§ **Work to do**
Go through the entries below and pick out every line with "руководство".

§ **Data entries**
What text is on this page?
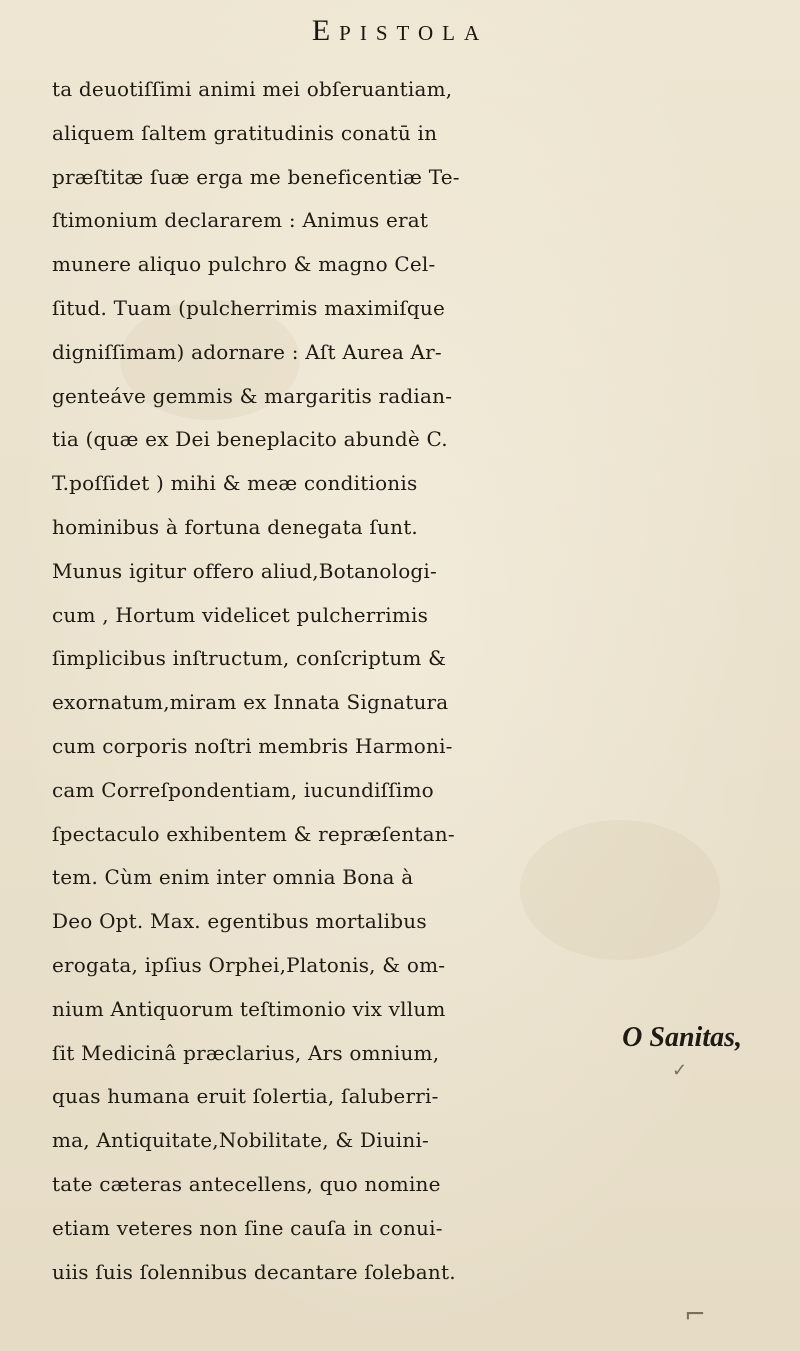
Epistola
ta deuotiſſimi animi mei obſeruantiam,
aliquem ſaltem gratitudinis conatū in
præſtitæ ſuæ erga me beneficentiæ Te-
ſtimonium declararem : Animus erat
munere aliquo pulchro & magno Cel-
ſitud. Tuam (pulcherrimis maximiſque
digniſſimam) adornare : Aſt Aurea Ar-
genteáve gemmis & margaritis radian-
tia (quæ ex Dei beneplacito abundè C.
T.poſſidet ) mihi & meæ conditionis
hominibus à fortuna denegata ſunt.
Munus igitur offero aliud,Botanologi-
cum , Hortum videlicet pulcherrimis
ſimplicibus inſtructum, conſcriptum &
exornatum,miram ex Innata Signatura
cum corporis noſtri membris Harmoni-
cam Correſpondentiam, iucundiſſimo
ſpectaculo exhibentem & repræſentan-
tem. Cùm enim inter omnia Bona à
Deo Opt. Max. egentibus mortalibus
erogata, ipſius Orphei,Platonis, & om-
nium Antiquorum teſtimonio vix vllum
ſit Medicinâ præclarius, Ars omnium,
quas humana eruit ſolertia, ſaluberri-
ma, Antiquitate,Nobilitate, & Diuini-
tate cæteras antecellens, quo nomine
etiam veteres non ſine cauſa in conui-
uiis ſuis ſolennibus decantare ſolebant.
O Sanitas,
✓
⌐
--
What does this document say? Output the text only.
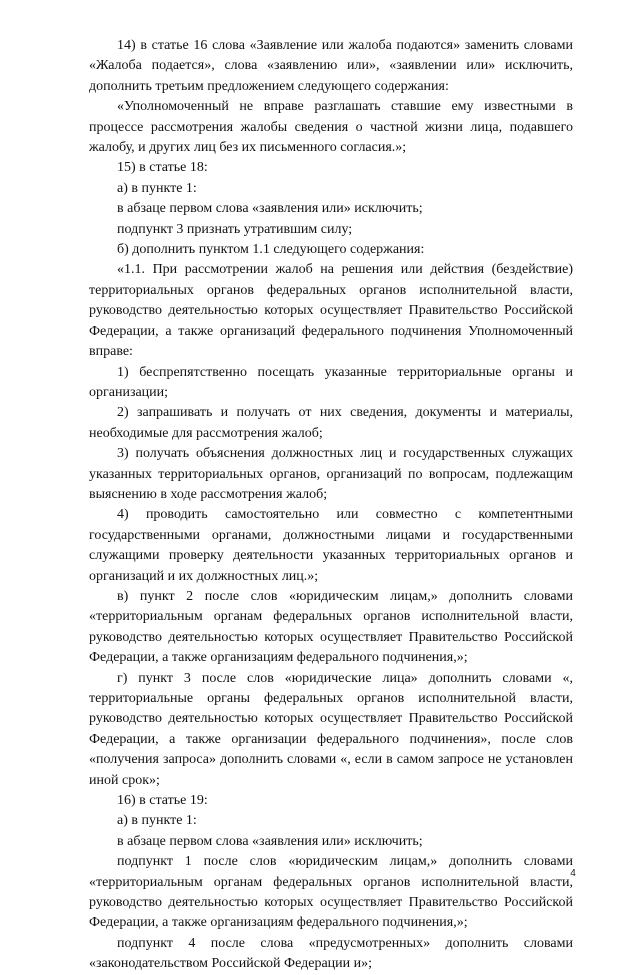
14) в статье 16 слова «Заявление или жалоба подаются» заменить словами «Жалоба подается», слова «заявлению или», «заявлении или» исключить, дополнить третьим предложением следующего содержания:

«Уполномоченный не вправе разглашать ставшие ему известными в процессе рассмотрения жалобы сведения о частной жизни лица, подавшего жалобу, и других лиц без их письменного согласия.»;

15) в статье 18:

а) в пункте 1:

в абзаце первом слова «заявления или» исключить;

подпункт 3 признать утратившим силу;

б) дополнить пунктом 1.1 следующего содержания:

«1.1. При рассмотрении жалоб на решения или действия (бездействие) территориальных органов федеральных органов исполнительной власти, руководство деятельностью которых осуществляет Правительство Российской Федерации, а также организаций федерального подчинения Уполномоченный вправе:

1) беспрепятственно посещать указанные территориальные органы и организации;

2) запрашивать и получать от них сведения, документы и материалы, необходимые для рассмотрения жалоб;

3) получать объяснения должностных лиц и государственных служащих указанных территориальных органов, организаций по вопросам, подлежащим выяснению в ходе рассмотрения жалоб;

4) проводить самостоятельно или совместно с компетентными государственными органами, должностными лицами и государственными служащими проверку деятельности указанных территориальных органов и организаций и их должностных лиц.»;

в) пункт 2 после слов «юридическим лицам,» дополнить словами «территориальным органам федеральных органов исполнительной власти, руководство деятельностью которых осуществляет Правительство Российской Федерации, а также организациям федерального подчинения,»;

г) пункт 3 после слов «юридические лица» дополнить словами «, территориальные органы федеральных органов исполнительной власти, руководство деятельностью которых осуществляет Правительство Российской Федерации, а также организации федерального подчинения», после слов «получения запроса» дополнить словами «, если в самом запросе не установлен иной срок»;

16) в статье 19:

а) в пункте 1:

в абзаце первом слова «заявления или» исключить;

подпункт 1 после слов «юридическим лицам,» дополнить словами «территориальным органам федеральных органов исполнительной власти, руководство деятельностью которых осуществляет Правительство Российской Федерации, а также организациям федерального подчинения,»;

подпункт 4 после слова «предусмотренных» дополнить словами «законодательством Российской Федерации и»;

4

§ **Solution**
«1.1. При рассмотрении жалоб на решения или действия (бездействие) территориальных органов федеральных органов исполнительной власти, руководство деятельностью которых осуществляет Правительство Российской Федерации, а также организаций федерального подчинения Уполномоченный вправе:
в) пункт 2 после слов «юридическим лицам,» дополнить словами «территориальным органам федеральных органов исполнительной власти, руководство деятельностью которых осуществляет Правительство Российской Федерации, а также организациям федерального подчинения,»;
г) пункт 3 после слов «юридические лица» дополнить словами «, территориальные органы федеральных органов исполнительной власти, руководство деятельностью которых осуществляет Правительство Российской Федерации, а также организации федерального подчинения», после слов «получения запроса» дополнить словами «, если в самом запросе не установлен иной срок»;
подпункт 1 после слов «юридическим лицам,» дополнить словами «территориальным органам федеральных органов исполнительной власти, руководство деятельностью которых осуществляет Правительство Российской Федерации, а также организациям федерального подчинения,»;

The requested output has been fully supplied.